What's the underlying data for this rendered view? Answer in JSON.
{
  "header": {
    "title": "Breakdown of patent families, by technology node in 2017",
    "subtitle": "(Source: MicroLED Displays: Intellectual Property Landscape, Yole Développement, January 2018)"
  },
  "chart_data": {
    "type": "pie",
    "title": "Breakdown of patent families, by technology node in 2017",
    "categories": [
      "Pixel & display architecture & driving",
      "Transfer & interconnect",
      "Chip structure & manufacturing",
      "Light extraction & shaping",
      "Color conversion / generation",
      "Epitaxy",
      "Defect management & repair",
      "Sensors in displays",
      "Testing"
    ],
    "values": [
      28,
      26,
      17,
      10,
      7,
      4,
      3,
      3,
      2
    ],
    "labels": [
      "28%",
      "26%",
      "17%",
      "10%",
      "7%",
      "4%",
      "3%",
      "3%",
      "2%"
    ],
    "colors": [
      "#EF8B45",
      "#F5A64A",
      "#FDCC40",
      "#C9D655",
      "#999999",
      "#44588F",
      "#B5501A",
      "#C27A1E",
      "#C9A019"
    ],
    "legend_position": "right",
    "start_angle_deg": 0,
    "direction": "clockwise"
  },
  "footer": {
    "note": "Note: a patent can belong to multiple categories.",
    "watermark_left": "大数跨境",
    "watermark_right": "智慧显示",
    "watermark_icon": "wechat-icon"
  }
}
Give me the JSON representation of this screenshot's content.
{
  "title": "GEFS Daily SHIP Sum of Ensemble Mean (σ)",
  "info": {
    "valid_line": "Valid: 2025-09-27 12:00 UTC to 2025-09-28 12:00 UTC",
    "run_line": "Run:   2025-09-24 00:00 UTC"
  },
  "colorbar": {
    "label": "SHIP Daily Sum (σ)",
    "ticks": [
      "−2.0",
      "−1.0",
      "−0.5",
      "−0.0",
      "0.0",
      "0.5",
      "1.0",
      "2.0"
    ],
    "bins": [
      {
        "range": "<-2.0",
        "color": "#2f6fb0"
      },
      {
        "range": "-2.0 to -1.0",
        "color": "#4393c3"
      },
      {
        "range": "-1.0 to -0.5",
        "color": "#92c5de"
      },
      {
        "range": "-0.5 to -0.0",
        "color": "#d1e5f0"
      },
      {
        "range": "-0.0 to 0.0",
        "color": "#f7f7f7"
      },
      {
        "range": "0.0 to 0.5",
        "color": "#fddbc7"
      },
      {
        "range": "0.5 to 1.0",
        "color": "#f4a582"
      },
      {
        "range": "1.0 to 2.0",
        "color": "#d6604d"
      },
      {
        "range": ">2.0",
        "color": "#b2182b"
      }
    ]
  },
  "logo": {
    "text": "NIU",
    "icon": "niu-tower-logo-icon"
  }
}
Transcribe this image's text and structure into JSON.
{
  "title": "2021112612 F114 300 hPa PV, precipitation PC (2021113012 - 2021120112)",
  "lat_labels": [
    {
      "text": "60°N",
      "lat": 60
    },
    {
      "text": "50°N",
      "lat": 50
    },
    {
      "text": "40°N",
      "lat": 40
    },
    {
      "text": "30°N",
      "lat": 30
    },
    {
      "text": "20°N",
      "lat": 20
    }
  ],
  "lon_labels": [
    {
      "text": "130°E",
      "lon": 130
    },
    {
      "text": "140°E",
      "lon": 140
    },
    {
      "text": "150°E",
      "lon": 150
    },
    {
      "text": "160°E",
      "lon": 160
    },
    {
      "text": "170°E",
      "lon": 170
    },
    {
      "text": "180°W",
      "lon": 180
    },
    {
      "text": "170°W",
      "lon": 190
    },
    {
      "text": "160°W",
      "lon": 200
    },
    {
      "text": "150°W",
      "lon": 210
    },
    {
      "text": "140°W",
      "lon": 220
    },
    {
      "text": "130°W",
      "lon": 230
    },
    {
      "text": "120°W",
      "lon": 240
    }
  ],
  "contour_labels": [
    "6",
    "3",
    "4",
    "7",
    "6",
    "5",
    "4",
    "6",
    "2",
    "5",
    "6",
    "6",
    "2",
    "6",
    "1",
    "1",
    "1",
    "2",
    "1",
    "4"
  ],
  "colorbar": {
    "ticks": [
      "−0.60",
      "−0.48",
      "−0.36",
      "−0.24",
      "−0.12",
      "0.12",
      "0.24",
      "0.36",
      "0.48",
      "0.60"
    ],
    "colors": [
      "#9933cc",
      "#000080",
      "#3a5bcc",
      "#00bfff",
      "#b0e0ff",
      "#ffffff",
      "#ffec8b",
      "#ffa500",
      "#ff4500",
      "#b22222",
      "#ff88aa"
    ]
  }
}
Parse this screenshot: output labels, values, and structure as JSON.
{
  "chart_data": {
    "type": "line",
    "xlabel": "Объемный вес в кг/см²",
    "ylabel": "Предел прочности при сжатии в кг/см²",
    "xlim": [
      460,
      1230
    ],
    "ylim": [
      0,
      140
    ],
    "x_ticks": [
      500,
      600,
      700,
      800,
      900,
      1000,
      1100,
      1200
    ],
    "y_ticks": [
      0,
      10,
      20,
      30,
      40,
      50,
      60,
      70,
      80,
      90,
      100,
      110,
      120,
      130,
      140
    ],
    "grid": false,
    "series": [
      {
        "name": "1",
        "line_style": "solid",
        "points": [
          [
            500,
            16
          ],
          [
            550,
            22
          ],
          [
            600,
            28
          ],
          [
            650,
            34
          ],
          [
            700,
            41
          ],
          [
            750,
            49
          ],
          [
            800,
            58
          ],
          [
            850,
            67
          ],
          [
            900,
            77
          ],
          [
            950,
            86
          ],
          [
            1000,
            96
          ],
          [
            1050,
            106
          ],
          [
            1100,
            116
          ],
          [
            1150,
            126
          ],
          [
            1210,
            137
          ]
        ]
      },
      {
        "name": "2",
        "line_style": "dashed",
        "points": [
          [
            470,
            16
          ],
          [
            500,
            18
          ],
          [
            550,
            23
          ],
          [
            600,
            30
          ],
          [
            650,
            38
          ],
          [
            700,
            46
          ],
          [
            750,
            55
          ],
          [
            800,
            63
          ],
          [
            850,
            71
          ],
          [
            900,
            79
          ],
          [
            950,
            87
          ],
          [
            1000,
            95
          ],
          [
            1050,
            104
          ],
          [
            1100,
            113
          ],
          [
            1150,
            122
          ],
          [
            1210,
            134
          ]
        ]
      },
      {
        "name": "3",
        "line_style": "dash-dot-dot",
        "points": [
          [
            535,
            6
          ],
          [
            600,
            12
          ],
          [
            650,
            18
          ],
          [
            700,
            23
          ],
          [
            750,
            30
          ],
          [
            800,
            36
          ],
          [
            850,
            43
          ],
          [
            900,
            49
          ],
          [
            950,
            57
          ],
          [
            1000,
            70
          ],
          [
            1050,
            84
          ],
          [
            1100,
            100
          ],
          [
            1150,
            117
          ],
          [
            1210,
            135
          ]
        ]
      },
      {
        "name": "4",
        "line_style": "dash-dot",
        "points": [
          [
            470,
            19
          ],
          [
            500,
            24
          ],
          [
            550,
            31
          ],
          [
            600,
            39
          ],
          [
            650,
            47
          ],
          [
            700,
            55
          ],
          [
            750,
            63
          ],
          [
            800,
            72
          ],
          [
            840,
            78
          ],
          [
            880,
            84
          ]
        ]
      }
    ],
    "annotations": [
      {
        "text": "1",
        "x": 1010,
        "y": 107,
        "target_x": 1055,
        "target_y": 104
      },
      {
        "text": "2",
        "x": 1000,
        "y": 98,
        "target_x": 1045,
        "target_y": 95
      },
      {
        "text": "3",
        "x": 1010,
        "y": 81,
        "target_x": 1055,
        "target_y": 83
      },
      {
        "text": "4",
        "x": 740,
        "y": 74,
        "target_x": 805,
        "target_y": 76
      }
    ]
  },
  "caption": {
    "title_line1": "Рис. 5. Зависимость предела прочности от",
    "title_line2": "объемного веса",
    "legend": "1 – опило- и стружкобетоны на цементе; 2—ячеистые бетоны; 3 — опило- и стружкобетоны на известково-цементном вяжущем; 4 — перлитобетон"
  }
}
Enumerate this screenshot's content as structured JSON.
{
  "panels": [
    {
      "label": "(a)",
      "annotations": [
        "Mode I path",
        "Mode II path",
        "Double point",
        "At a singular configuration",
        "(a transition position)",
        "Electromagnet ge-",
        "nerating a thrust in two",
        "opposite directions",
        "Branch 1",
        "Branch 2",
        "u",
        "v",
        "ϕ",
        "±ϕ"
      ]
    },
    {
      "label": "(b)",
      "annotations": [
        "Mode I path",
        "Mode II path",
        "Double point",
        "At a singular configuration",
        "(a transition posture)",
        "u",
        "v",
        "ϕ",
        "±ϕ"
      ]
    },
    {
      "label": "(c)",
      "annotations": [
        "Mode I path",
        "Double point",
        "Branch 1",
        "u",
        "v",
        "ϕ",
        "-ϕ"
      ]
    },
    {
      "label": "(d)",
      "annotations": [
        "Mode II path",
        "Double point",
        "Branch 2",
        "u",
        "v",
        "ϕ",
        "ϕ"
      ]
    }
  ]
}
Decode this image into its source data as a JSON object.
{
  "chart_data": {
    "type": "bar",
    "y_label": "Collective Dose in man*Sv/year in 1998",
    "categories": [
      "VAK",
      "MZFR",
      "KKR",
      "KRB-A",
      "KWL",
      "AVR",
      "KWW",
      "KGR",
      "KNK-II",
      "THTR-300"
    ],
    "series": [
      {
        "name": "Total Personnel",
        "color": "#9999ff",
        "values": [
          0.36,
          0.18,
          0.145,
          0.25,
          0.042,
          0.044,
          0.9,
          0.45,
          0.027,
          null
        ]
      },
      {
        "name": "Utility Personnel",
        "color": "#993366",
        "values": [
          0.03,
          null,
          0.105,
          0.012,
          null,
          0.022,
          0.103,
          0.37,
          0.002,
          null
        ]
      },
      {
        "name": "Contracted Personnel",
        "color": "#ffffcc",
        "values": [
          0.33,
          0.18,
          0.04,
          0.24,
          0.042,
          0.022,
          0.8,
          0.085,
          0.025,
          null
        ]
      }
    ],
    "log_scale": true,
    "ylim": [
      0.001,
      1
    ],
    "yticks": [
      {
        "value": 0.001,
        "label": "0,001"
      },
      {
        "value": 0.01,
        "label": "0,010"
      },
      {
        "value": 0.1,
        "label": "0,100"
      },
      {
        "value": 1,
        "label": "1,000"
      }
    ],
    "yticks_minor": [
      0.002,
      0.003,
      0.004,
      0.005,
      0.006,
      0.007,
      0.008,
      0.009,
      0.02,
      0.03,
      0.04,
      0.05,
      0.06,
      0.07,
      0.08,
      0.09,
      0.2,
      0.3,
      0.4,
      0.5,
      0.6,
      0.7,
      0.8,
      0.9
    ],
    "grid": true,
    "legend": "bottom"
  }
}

#### Exercise prompt:
Examine the data above and state how many of its lines contain the word "прочности", with no further remarks.

#### Completed exercise:
2